What the exercise asks: Copy each line holding the string "image".

Dataset rows about figures:
.....

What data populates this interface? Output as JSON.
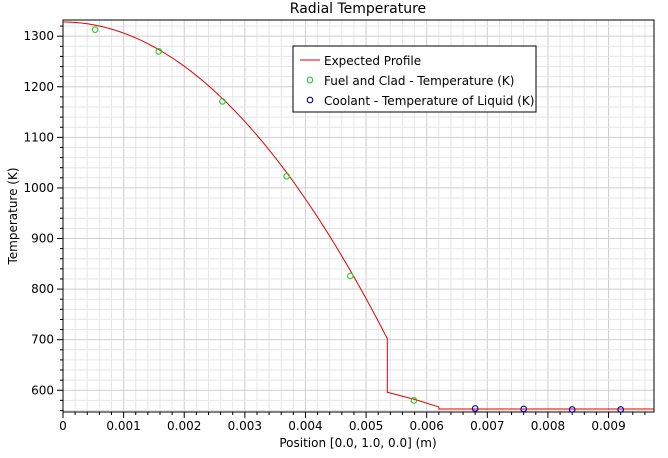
{
  "chart_data": {
    "type": "line",
    "title": "Radial Temperature",
    "xlabel": "Position [0.0, 1.0, 0.0] (m)",
    "ylabel": "Temperature (K)",
    "xlim": [
      0,
      0.00975
    ],
    "ylim": [
      557,
      1332
    ],
    "x_ticks": [
      0,
      0.001,
      0.002,
      0.003,
      0.004,
      0.005,
      0.006,
      0.007,
      0.008,
      0.009
    ],
    "x_tick_labels": [
      "0",
      "0.001",
      "0.002",
      "0.003",
      "0.004",
      "0.005",
      "0.006",
      "0.007",
      "0.008",
      "0.009"
    ],
    "y_ticks": [
      600,
      700,
      800,
      900,
      1000,
      1100,
      1200,
      1300
    ],
    "y_tick_labels": [
      "600",
      "700",
      "800",
      "900",
      "1000",
      "1100",
      "1200",
      "1300"
    ],
    "grid": true,
    "legend_position": "top-right",
    "series": [
      {
        "name": "Expected Profile",
        "kind": "line",
        "color": "#e00000",
        "x": [
          0,
          0.0005,
          0.001,
          0.0015,
          0.002,
          0.0025,
          0.003,
          0.0035,
          0.004,
          0.0045,
          0.005,
          0.00535,
          0.00535,
          0.0058,
          0.0062,
          0.0062,
          0.00975
        ],
        "y": [
          1328,
          1322,
          1304,
          1274,
          1232,
          1178,
          1112,
          1034,
          944,
          842,
          728,
          702,
          596,
          582,
          567,
          563,
          563
        ]
      },
      {
        "name": "Fuel and Clad - Temperature (K)",
        "kind": "scatter",
        "color": "#22cc22",
        "x": [
          0.00053,
          0.00158,
          0.00263,
          0.00369,
          0.00474,
          0.00579
        ],
        "y": [
          1313,
          1270,
          1171,
          1023,
          826,
          580
        ]
      },
      {
        "name": "Coolant - Temperature of Liquid (K)",
        "kind": "scatter",
        "color": "#0000aa",
        "x": [
          0.0068,
          0.0076,
          0.0084,
          0.0092
        ],
        "y": [
          564,
          563,
          562,
          562
        ]
      }
    ]
  }
}
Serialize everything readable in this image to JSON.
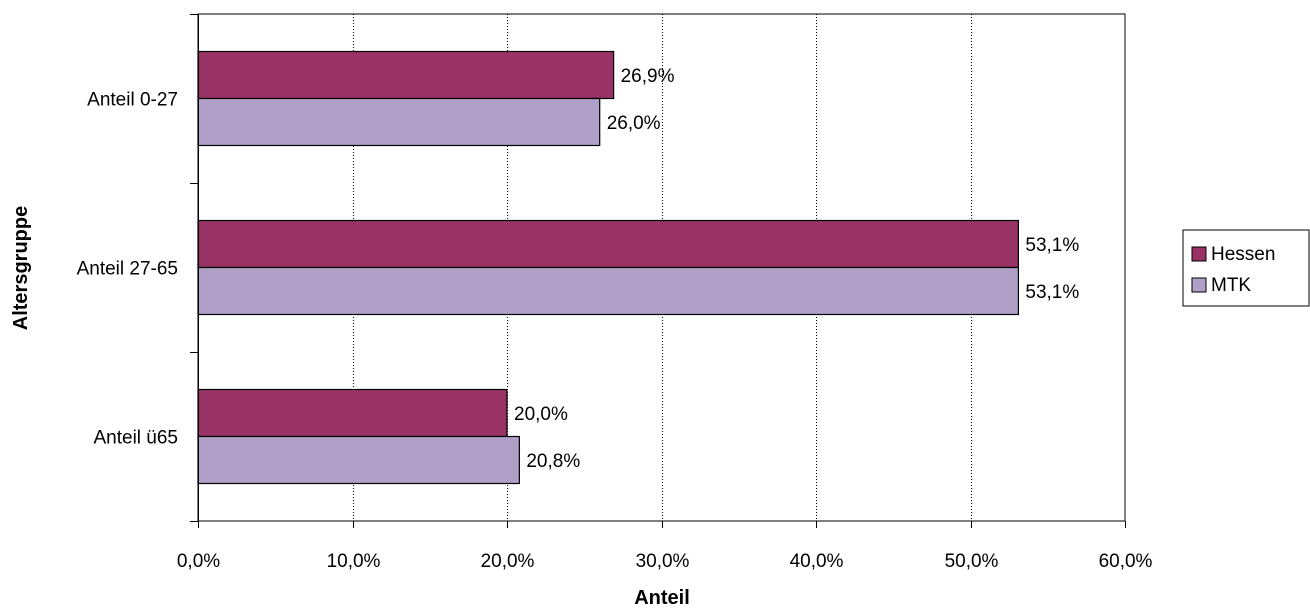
{
  "chart_data": {
    "type": "bar",
    "orientation": "horizontal",
    "title": "",
    "xlabel": "Anteil",
    "ylabel": "Altersgruppe",
    "xlim": [
      0,
      60
    ],
    "xticks": [
      "0,0%",
      "10,0%",
      "20,0%",
      "30,0%",
      "40,0%",
      "50,0%",
      "60,0%"
    ],
    "categories": [
      "Anteil 0-27",
      "Anteil 27-65",
      "Anteil ü65"
    ],
    "series": [
      {
        "name": "Hessen",
        "color": "#993366",
        "values": [
          26.9,
          53.1,
          20.0
        ],
        "labels": [
          "26,9%",
          "53,1%",
          "20,0%"
        ]
      },
      {
        "name": "MTK",
        "color": "#B0A0C8",
        "values": [
          26.0,
          53.1,
          20.8
        ],
        "labels": [
          "26,0%",
          "53,1%",
          "20,8%"
        ]
      }
    ],
    "grid": "vertical-dotted",
    "legend": "right"
  }
}
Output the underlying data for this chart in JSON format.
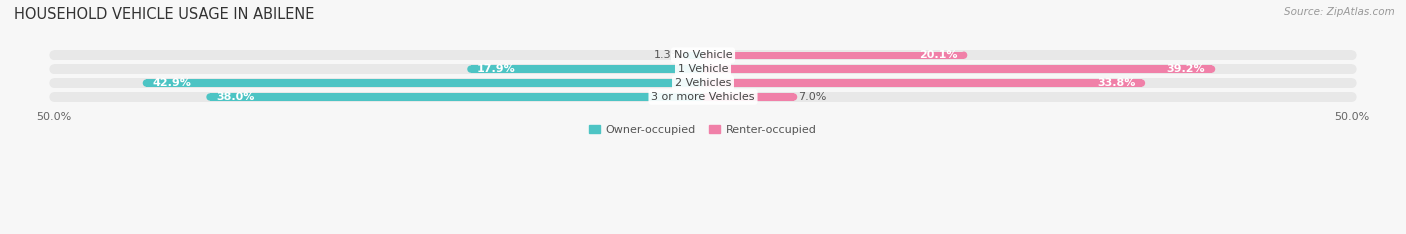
{
  "title": "HOUSEHOLD VEHICLE USAGE IN ABILENE",
  "source": "Source: ZipAtlas.com",
  "categories": [
    "No Vehicle",
    "1 Vehicle",
    "2 Vehicles",
    "3 or more Vehicles"
  ],
  "owner_values": [
    1.3,
    17.9,
    42.9,
    38.0
  ],
  "renter_values": [
    20.1,
    39.2,
    33.8,
    7.0
  ],
  "owner_color": "#4dc4c4",
  "renter_color": "#f080a8",
  "renter_color_light": "#f5b0c8",
  "bar_bg_color": "#e8e8e8",
  "bar_bg_border_color": "#d8d8d8",
  "xlim": [
    -50,
    50
  ],
  "legend_owner": "Owner-occupied",
  "legend_renter": "Renter-occupied",
  "title_fontsize": 10.5,
  "source_fontsize": 7.5,
  "label_fontsize": 8,
  "category_fontsize": 8,
  "axis_fontsize": 8,
  "background_color": "#f7f7f7"
}
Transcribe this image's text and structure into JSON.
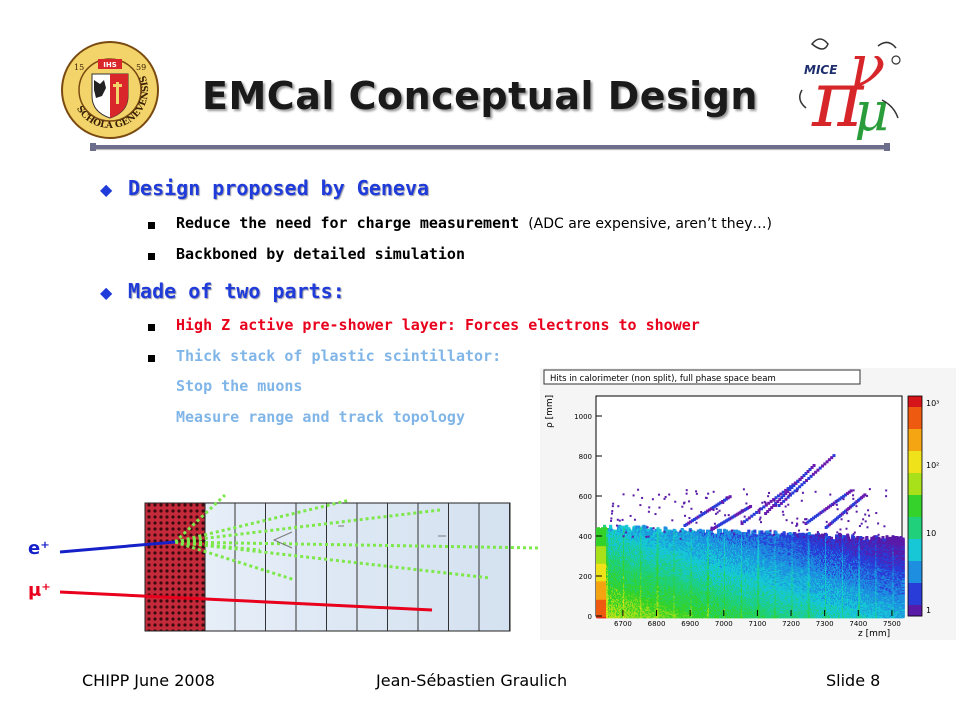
{
  "slide": {
    "title": "EMCal Conceptual Design",
    "bullets": [
      {
        "text": "Design proposed by Geneva",
        "subs": [
          {
            "bold": "Reduce the need for charge measurement",
            "aside": "(ADC are expensive, aren’t they…)"
          },
          {
            "bold": "Backboned by detailed simulation",
            "aside": ""
          }
        ]
      },
      {
        "text": "Made of two parts:",
        "subs": [
          {
            "bold": "High Z active pre-shower layer: Forces electrons to shower",
            "aside": ""
          },
          {
            "bold": "Thick stack of plastic scintillator:",
            "aside": ""
          }
        ],
        "continuation": [
          "Stop the muons",
          "Measure range and track topology"
        ]
      }
    ]
  },
  "logos": {
    "left_ring_text": "SCHOLA GENEVENSIS",
    "left_years": [
      "15",
      "59"
    ],
    "left_banner": "IHS",
    "right_text": "MICE"
  },
  "diagram": {
    "labels": [
      "e⁺",
      "μ⁺"
    ],
    "colors": {
      "electron": "#1520c8",
      "muon": "#e8001c",
      "shower": "#7de84a",
      "preshower": "#c42a3a"
    }
  },
  "chart_data": {
    "type": "heatmap",
    "title": "Hits in calorimeter (non split), full phase space beam",
    "xlabel": "z [mm]",
    "ylabel": "ρ [mm]",
    "xlim": [
      6620,
      7530
    ],
    "ylim": [
      0,
      1100
    ],
    "x_ticks": [
      "6700",
      "6800",
      "6900",
      "7000",
      "7100",
      "7200",
      "7300",
      "7400",
      "7500"
    ],
    "y_ticks": [
      "0",
      "200",
      "400",
      "600",
      "800",
      "1000"
    ],
    "colorbar_ticks": [
      "1",
      "10",
      "10²",
      "10³"
    ],
    "colorbar_scale": "log"
  },
  "footer": {
    "left": "CHIPP June 2008",
    "center": "Jean-Sébastien Graulich",
    "right": "Slide 8"
  }
}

.....

Expected answer:
Serialize everything readable in this image to JSON.
Transcribe this image's text and structure into JSON.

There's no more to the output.